Records for the task —
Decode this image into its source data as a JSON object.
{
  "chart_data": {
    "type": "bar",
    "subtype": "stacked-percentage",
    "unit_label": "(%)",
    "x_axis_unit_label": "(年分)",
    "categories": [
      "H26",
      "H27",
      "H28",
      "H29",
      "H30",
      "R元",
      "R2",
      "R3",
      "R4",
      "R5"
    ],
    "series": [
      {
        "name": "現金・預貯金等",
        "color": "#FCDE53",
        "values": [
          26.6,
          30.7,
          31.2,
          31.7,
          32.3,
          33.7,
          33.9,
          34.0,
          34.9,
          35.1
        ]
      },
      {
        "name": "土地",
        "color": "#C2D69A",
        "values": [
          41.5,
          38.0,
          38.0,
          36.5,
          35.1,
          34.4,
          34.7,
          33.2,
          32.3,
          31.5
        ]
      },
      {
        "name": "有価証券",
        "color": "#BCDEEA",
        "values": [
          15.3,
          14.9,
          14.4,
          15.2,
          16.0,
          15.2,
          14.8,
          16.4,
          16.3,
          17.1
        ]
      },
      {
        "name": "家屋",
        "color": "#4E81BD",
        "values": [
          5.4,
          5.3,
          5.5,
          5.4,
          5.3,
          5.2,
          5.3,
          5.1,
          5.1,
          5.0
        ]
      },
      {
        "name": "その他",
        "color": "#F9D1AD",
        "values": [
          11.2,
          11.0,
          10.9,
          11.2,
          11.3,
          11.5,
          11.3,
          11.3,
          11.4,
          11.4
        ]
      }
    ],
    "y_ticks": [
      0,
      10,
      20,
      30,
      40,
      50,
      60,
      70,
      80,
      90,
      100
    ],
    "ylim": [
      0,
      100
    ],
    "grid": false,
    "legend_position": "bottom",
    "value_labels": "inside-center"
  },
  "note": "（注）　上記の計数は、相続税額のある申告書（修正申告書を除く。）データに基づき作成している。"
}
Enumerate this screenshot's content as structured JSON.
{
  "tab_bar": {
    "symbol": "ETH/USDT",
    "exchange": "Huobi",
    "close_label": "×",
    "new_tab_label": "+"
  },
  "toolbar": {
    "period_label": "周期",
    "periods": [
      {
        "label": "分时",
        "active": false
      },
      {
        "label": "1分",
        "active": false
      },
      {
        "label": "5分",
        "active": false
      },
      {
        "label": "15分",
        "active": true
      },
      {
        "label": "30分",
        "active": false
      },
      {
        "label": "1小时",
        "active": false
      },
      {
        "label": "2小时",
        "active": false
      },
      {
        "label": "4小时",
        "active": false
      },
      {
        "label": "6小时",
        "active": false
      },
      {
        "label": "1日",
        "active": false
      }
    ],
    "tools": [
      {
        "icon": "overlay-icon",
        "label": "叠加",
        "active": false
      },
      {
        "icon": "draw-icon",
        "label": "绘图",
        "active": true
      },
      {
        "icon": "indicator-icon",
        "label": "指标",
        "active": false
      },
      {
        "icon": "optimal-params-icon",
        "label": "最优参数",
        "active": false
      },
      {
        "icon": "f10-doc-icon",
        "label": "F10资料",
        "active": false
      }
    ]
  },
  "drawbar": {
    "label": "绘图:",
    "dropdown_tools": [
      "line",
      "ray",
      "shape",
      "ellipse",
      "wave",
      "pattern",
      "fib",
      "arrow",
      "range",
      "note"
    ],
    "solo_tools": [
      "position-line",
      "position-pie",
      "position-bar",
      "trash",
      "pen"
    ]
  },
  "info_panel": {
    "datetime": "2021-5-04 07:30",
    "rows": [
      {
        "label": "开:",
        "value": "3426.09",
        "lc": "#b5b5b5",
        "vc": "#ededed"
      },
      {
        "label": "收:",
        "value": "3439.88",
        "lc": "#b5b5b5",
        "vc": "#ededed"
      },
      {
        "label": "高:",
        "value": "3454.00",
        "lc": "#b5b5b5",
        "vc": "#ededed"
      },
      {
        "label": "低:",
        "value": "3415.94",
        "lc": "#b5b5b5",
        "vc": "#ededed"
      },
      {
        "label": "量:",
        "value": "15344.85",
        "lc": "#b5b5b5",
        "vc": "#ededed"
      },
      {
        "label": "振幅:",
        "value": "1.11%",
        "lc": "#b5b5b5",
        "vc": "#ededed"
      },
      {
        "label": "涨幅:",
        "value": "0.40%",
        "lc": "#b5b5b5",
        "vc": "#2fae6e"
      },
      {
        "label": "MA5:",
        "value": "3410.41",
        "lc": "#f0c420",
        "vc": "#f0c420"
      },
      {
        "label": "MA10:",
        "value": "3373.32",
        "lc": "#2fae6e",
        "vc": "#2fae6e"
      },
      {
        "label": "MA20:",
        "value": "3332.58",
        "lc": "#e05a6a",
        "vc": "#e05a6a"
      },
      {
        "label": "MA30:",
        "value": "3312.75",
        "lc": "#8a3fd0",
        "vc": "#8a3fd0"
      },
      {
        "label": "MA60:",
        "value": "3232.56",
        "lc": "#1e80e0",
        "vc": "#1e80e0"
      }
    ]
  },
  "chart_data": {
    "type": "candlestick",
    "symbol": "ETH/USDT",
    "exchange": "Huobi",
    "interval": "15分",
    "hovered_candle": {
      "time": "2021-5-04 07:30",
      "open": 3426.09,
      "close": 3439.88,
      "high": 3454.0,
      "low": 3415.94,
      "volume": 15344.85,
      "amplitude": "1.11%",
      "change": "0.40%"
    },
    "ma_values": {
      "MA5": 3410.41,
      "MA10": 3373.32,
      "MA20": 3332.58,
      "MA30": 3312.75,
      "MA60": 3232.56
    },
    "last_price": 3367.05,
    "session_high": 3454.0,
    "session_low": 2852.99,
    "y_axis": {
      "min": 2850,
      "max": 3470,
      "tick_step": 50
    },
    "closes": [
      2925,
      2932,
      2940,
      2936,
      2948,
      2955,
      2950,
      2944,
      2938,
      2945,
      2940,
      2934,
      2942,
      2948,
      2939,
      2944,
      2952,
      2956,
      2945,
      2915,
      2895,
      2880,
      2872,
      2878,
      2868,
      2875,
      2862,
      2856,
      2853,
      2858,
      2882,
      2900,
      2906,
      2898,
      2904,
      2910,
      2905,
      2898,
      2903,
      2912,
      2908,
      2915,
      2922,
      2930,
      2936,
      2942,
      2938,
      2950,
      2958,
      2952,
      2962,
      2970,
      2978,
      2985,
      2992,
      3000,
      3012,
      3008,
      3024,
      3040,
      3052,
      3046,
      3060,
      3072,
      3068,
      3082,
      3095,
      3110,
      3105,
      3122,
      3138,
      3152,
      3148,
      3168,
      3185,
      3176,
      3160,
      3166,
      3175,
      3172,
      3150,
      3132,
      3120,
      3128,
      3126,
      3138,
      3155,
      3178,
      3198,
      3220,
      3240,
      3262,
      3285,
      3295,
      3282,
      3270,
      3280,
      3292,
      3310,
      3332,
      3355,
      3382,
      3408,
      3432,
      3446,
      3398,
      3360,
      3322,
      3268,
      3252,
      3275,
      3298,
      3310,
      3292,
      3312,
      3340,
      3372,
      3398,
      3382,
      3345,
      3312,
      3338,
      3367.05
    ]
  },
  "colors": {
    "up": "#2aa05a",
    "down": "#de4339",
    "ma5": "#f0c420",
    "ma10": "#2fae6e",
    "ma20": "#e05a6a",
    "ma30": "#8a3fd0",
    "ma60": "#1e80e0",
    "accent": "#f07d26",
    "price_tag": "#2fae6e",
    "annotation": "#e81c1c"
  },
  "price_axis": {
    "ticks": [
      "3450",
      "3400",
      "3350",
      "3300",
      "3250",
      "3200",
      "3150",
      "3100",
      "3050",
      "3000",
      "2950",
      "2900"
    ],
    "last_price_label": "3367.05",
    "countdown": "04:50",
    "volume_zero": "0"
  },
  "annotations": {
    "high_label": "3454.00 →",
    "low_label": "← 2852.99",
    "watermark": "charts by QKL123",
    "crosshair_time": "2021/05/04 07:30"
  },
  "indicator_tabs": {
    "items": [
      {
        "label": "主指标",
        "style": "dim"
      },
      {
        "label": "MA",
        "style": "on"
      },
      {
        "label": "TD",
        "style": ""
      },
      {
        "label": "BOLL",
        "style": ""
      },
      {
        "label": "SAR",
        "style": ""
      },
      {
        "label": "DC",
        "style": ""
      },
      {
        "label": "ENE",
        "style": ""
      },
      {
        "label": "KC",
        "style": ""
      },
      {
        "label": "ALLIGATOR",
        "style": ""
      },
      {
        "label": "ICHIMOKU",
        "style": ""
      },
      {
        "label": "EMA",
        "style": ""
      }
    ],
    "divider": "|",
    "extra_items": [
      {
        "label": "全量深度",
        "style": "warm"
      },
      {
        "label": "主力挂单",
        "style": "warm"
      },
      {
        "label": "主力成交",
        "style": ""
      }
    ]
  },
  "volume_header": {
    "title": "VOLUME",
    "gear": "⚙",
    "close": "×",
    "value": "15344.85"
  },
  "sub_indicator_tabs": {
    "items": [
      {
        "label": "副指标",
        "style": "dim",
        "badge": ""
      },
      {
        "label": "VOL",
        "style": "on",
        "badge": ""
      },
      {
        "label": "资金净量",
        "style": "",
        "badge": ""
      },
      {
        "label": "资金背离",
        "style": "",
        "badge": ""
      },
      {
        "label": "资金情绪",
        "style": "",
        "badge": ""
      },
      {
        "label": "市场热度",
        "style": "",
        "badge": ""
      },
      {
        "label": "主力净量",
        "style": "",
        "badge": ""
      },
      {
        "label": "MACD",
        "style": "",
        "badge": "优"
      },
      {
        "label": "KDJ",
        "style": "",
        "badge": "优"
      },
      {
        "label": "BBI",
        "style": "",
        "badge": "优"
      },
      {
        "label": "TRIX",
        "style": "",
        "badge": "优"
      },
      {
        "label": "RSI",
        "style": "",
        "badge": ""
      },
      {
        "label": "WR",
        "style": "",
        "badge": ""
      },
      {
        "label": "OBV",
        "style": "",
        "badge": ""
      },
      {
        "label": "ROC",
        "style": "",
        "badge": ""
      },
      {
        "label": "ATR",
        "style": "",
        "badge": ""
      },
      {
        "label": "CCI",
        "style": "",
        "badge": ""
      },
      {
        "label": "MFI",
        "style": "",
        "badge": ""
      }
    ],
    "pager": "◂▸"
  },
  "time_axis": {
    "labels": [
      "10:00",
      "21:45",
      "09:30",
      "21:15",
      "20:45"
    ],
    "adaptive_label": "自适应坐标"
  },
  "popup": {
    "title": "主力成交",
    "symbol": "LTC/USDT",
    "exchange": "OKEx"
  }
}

Directions for this task — Extract lines where the string "note" occurs.

Response to this task —
  "note": "（注）　上記の計数は、相続税額のある申告書（修正申告書を除く。）データに基づき作成している。"
      "note"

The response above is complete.